As tickets sell out in record-breaking time for the Senior School production of Sophocles Greek epic, Mrs Bruton reviews this ground-breaking piece of ensemble theatre

Parent v child; brother v brother; sister v sister; individual v society; fate v free will; law v individual conscience …. the third instalment of Sophocles’ tragic trilogy explores ancient tensions which will drive a schism through families, communities and whole nations. This was the first full scale Senior School play to be staged since the start of the pandemic (although let’s not forget the seven – yes, seven individual year group ‘bubbled’ productions KES Drama department put on last year!) It is a tale of a people forced to make impossible choices and ripped apart by the consequences, a tale that ends with dead bodies piled up on the stage and humans portrayed as mere playthings of the gods, a tale which felt both very apt for our times, and yet was paradoxically – lyrically – uplifting! Perhaps it was the sheer simple beauty of the staging; or the integrity of these young actors’ performances; or the palpable sense of a cast and crew pulling together with a passionate desire to create something beautiful in our rather ugly times. Who knows, but on this monochrome stage, darkened by a chiaroscuro palette of black and grey, the pale luminous yellows and shimmering opals stood out like faint glimmers of hope in dark days and left this reviewer feeling - hopeful!

## ABOUT THIS EXERCISE
Continue the review of the Senior School production of Sophocles' tragedy, picking up after its final sentence.

Records from a data source:
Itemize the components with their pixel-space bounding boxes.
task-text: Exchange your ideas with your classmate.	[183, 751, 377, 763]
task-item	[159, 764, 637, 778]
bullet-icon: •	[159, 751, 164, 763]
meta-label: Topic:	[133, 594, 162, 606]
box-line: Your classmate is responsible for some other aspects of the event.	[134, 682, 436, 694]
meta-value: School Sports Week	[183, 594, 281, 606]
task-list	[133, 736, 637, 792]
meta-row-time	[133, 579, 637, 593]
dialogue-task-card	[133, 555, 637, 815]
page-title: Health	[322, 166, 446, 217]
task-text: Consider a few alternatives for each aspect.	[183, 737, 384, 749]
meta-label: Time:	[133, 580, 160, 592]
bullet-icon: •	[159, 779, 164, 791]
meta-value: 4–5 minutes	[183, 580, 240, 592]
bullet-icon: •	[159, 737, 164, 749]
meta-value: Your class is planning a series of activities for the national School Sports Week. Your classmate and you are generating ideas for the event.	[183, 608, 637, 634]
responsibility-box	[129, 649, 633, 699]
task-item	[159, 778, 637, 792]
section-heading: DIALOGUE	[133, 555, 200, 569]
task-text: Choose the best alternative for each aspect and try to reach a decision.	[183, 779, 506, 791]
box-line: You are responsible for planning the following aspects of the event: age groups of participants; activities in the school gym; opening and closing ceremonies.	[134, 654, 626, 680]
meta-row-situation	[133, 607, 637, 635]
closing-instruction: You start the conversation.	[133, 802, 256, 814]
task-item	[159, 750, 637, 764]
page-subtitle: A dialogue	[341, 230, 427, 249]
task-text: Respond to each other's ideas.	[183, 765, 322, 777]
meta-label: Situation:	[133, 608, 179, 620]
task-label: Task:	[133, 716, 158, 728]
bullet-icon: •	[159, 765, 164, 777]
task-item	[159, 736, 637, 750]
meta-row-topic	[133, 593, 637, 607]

## ANSWER BELOW
The staging was simple. A grey post-apocalyptic landscape, with separate zones starkly delineated by the yellow tape so familiar in the Covid era. A group of soldiers in SWAT gear appeared to issue edicts to the audience: ‘Masks to be kept on, by the order of the Leader of Thebes … Laughter is allowed – although this is a Greek Tragedy’. Then the whole cast appeared, singing an a cappella version of Avici’s ‘Wake me up when it’s all over!’. Starkly ‘bubbled’ into distinct groups – citizens, politicians, lovers, TV crew, prophets, sisters, friends - they each danced to their own conflicting melodies: the Macarena, the Robot, a jive, a boogie, even a few Tik-Tok moves. And thus the divisions in this society were made clear, even before the scene was shattered by an opening duel which saw two young men die and a stark warning from the chorus that more bloodshed was to follow.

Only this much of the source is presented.